### REQUIRED TASK
Your answer should be one number: the count of lines in these entries that hold the word "filename".

### ROWS
□ □ □ □ □ □ □

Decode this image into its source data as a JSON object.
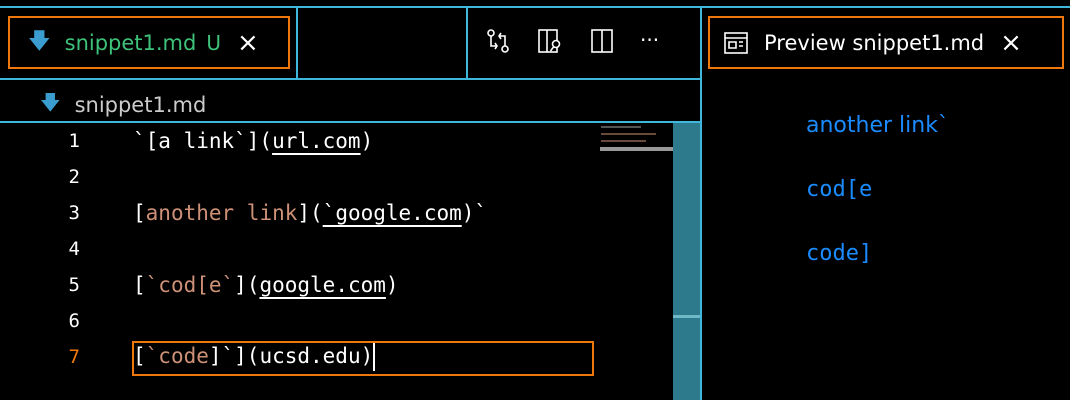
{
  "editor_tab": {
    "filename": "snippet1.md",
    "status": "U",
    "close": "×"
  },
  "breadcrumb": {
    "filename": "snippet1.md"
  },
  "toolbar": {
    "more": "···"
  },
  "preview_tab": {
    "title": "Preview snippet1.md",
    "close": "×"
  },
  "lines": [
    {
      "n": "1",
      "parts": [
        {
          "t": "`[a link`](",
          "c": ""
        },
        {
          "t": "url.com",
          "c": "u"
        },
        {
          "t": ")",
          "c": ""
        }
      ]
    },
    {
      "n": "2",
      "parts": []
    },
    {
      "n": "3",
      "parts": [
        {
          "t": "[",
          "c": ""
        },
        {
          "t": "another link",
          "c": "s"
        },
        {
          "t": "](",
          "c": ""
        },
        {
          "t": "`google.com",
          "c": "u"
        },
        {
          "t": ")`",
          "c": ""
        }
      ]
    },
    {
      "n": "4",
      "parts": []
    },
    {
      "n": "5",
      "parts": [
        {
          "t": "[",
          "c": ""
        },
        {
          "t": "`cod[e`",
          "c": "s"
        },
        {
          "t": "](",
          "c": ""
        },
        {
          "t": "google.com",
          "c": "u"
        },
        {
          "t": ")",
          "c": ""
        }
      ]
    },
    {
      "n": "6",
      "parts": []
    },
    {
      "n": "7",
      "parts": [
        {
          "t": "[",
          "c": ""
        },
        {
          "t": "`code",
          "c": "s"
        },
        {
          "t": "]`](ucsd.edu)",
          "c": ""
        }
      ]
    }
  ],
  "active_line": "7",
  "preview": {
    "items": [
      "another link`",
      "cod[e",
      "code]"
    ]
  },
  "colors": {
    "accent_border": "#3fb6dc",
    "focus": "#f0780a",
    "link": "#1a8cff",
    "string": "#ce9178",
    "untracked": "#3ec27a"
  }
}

□ □ □ □ □ □ □

### EXERCISE RESPONSE
2